**REQUIREMENTS**
Below are records; work out how many of their lines contain "orthotics" and give only that number.

**Excerpt from a dataset**
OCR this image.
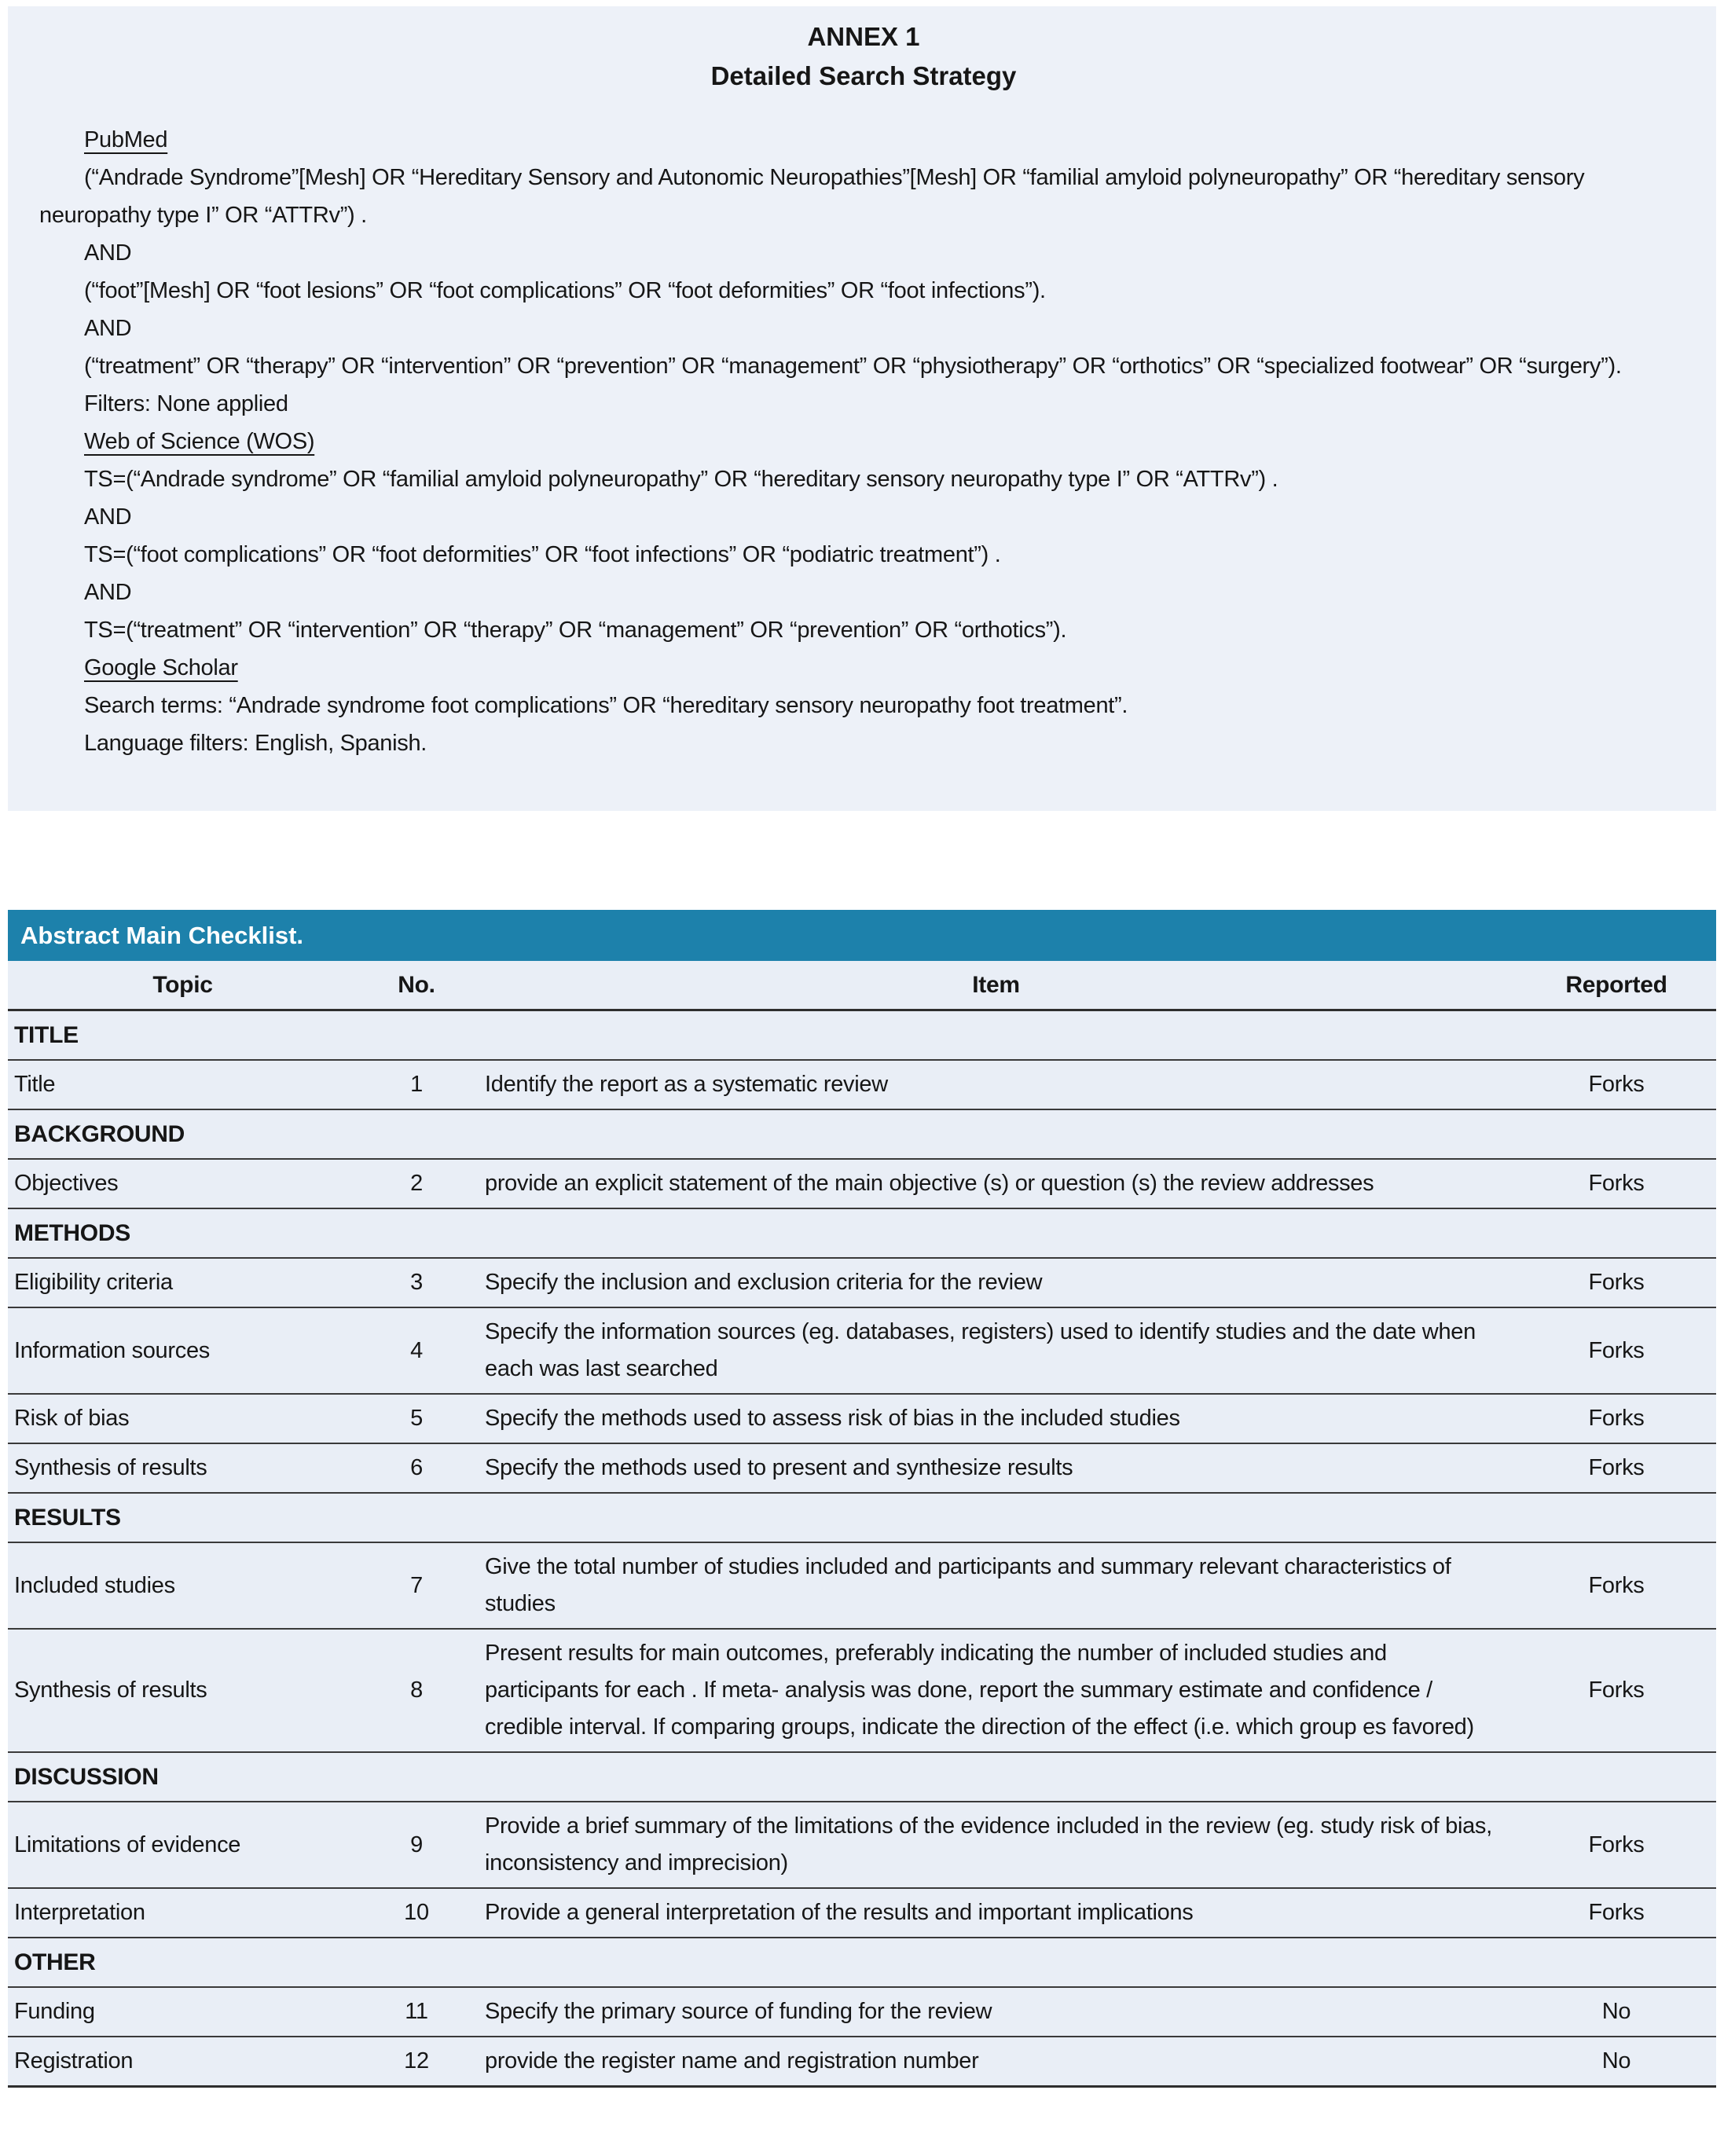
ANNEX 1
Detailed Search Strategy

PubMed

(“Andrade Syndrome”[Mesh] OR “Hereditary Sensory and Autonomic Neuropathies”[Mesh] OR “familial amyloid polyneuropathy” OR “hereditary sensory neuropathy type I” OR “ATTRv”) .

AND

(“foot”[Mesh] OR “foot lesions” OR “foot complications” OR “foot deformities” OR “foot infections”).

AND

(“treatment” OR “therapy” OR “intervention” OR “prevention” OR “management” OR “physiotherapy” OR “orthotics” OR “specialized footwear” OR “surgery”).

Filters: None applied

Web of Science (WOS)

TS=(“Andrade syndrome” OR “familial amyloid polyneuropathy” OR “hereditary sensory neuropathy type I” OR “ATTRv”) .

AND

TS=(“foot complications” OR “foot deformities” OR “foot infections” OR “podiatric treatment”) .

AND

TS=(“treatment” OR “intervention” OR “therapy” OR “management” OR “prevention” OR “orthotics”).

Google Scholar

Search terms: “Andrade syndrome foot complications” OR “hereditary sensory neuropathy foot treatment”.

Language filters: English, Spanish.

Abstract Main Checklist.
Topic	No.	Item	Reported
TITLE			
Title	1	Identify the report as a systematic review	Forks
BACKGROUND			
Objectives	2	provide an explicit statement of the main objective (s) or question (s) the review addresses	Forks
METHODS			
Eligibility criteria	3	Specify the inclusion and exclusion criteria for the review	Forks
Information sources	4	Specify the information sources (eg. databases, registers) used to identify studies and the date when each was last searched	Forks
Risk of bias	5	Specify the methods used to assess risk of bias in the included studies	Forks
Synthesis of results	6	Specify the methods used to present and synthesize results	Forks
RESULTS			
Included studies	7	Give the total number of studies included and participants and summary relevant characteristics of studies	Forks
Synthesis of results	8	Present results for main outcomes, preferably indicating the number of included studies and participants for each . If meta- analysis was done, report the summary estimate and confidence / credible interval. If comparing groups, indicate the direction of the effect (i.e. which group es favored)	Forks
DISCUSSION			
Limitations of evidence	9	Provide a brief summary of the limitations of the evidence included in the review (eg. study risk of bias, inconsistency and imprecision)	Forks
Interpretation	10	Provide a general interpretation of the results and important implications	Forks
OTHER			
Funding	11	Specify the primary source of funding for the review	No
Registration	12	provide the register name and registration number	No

**EXERCISE SOLUTION**
2